__Set task__.
Copy the lines that follow, keeping every character the same.

__Data listing__.

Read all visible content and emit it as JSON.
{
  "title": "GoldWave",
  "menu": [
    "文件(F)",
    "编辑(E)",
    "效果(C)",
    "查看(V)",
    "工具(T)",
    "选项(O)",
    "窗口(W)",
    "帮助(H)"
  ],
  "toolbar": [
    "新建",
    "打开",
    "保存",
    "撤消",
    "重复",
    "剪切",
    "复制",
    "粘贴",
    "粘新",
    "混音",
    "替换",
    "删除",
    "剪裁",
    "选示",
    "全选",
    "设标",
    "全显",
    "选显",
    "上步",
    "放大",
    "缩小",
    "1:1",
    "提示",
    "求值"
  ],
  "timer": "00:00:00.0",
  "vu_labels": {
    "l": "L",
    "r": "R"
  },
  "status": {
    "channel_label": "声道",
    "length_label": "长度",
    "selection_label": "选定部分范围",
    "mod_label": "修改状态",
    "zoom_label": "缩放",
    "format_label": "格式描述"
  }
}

__Completed exercise__.
Read all visible content and emit it as JSON.
{
  "title": "GoldWave",
  "menu": [
    "文件(F)",
    "编辑(E)",
    "效果(C)",
    "查看(V)",
    "工具(T)",
    "选项(O)",
    "窗口(W)",
    "帮助(H)"
  ],
  "toolbar": [
    "新建",
    "打开",
    "保存",
    "撤消",
    "重复",
    "剪切",
    "复制",
    "粘贴",
    "粘新",
    "混音",
    "替换",
    "删除",
    "剪裁",
    "选示",
    "全选",
    "设标",
    "全显",
    "选显",
    "上步",
    "放大",
    "缩小",
    "1:1",
    "提示",
    "求值"
  ],
  "timer": "00:00:00.0",
  "vu_labels": {
    "l": "L",
    "r": "R"
  },
  "status": {
    "channel_label": "声道",
    "length_label": "长度",
    "selection_label": "选定部分范围",
    "mod_label": "修改状态",
    "zoom_label": "缩放",
    "format_label": "格式描述"
  }
}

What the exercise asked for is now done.